--- START Stored data ---
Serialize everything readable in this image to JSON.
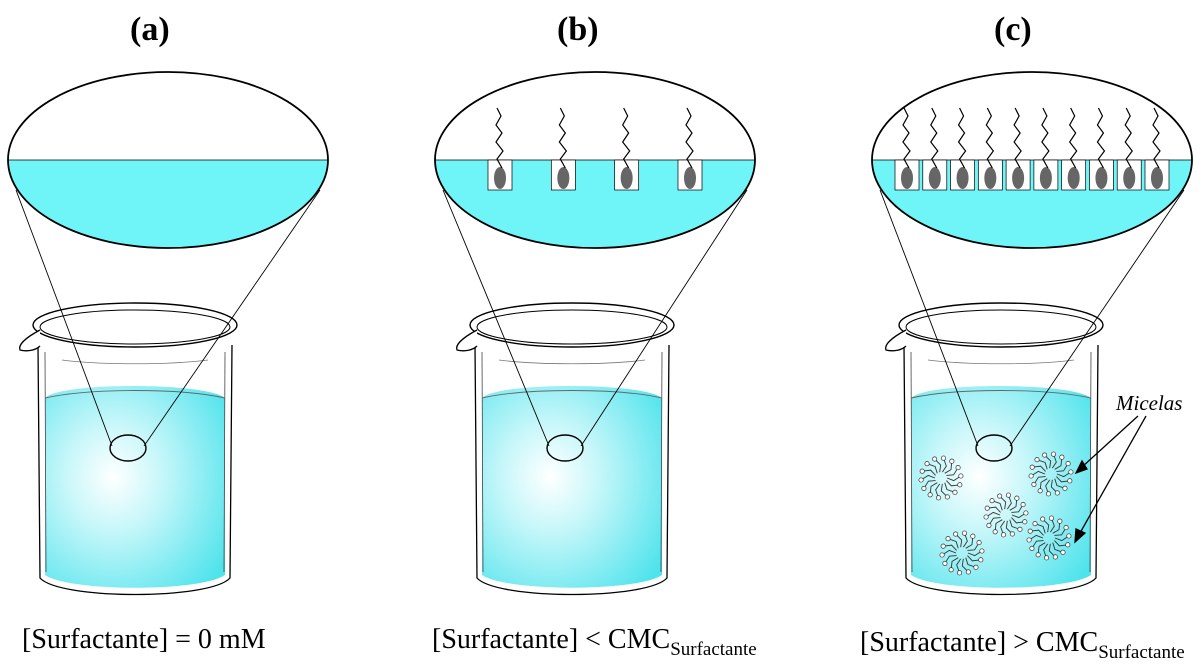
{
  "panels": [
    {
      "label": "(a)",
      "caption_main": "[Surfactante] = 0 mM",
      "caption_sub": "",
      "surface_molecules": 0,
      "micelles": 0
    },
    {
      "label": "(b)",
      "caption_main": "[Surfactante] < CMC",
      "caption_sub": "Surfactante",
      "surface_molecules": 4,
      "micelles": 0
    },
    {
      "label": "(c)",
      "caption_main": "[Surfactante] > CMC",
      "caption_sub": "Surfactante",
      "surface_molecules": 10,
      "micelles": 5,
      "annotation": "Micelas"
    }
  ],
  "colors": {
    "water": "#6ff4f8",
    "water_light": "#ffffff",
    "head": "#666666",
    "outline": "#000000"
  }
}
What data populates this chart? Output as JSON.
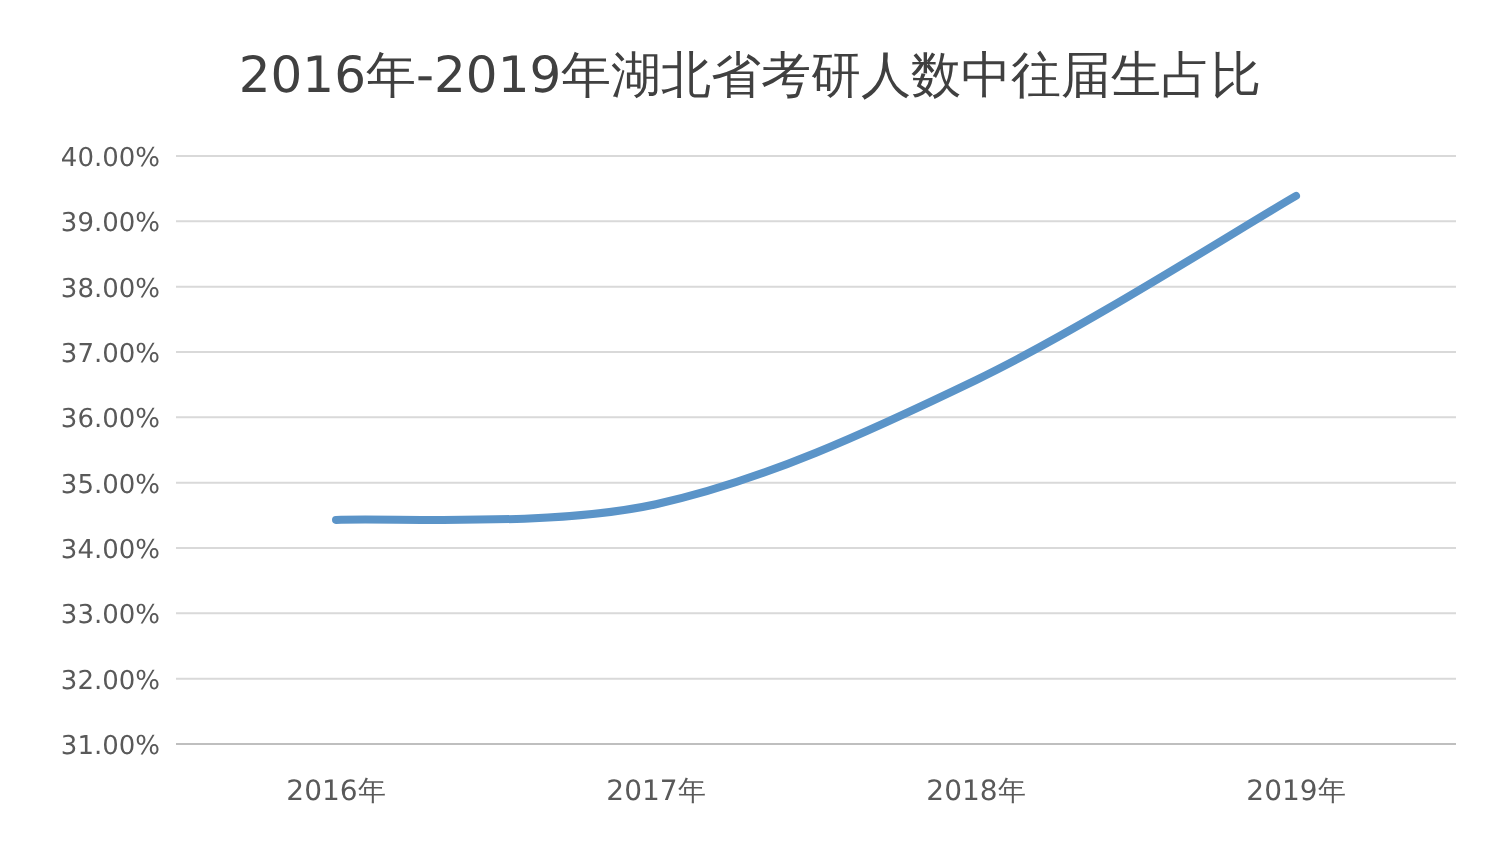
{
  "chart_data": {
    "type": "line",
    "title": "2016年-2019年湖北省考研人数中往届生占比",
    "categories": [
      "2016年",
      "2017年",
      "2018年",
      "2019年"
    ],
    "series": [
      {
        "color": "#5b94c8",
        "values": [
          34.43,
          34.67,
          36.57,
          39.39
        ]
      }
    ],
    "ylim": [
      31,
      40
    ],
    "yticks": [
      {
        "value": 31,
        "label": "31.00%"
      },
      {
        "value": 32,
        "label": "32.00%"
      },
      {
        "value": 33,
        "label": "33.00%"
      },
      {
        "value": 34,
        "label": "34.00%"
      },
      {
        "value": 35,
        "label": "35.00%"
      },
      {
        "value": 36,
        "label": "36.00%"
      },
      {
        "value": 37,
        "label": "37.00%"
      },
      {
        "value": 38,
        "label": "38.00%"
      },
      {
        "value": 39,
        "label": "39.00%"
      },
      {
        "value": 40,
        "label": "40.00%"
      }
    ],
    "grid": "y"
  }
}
--- END Stored data ---
--- START Stored data ---
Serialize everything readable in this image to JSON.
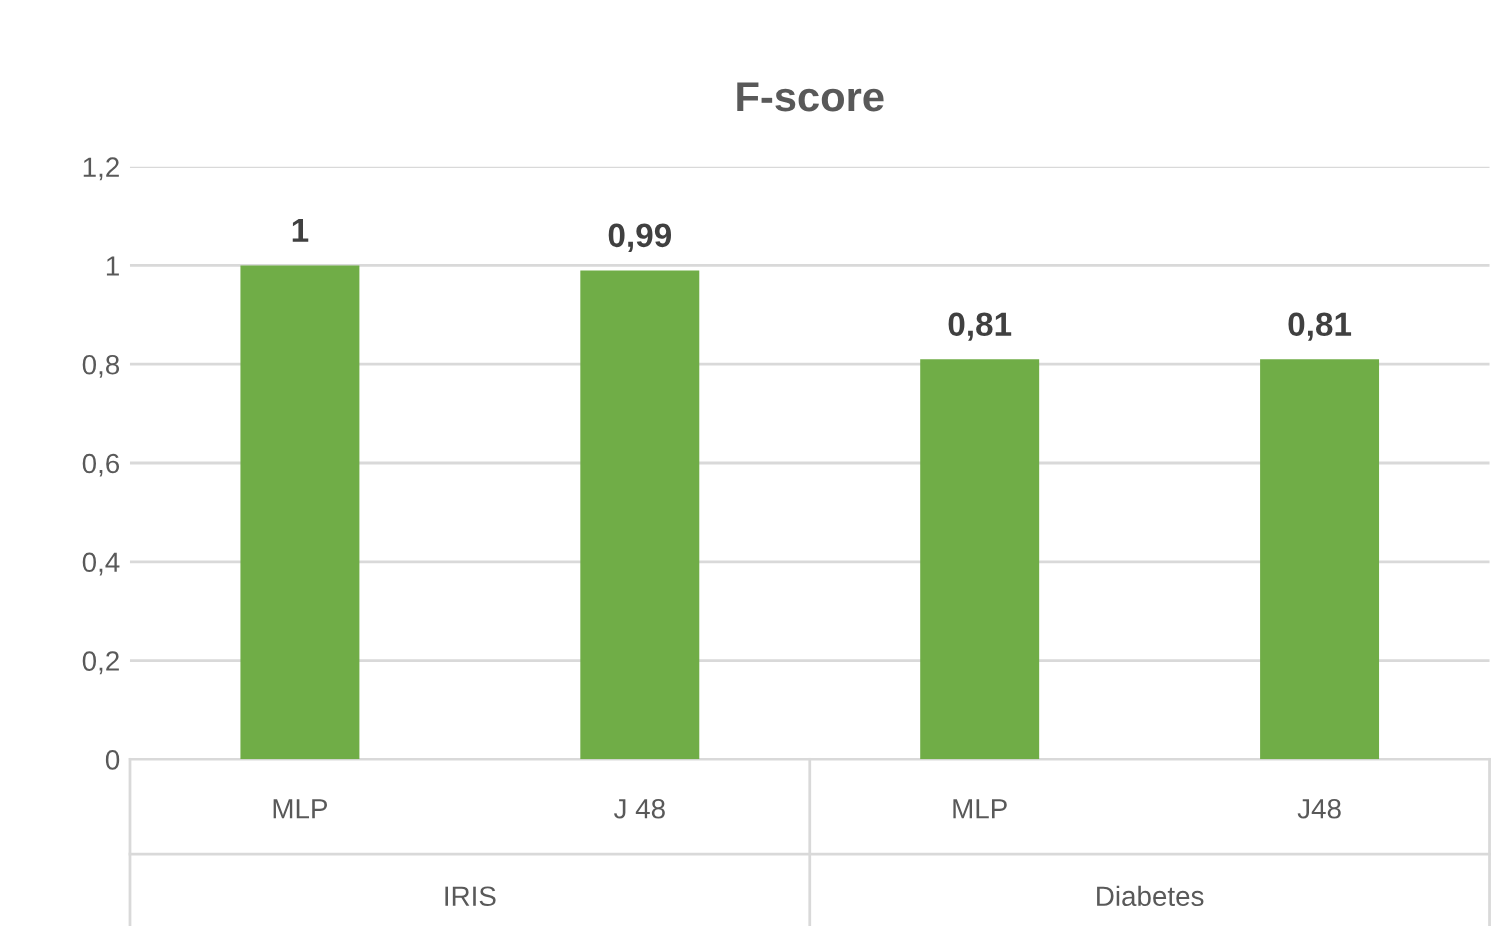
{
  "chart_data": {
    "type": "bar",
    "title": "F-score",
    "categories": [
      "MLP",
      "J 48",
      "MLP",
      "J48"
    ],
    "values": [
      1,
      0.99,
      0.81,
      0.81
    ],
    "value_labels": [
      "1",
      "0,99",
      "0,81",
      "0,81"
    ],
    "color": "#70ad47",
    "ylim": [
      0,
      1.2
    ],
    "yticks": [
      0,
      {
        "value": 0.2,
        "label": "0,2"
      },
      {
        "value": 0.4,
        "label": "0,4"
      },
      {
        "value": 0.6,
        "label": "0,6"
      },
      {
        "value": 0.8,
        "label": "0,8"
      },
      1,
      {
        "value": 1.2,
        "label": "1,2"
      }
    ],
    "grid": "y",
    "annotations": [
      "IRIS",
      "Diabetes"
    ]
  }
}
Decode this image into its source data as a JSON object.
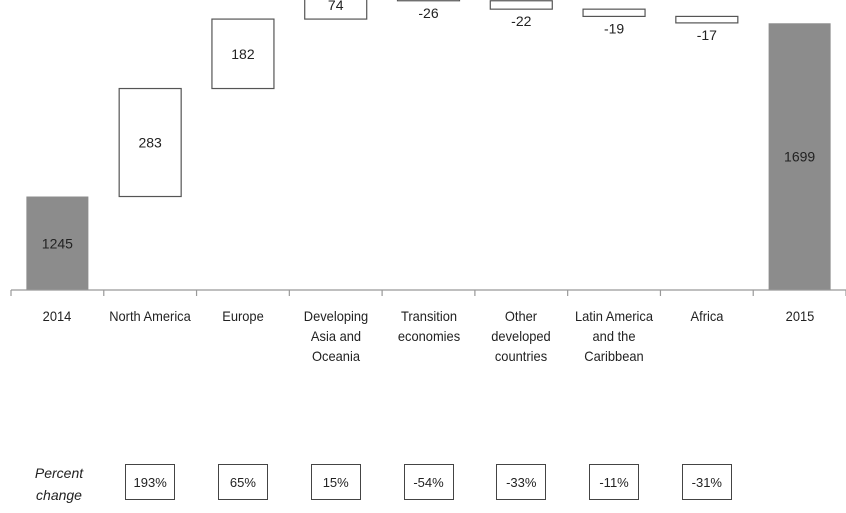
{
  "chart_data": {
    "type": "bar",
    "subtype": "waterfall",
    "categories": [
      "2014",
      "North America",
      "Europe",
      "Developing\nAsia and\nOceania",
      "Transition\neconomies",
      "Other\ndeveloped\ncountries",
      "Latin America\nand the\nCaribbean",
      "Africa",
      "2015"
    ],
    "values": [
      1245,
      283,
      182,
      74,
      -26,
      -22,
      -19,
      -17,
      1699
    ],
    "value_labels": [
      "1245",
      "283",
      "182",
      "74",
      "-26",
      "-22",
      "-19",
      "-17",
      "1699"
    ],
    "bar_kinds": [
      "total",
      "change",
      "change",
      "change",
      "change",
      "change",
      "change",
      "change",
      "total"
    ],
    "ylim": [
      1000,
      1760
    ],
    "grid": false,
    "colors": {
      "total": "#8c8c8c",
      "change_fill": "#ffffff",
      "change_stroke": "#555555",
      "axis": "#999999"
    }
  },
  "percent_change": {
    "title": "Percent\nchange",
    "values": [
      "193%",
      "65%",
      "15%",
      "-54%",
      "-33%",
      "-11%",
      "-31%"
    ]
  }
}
--- END Stored data ---
# What is expected
Check each line above for the word "title" and say how many have it, with nothing else.

# Reply
3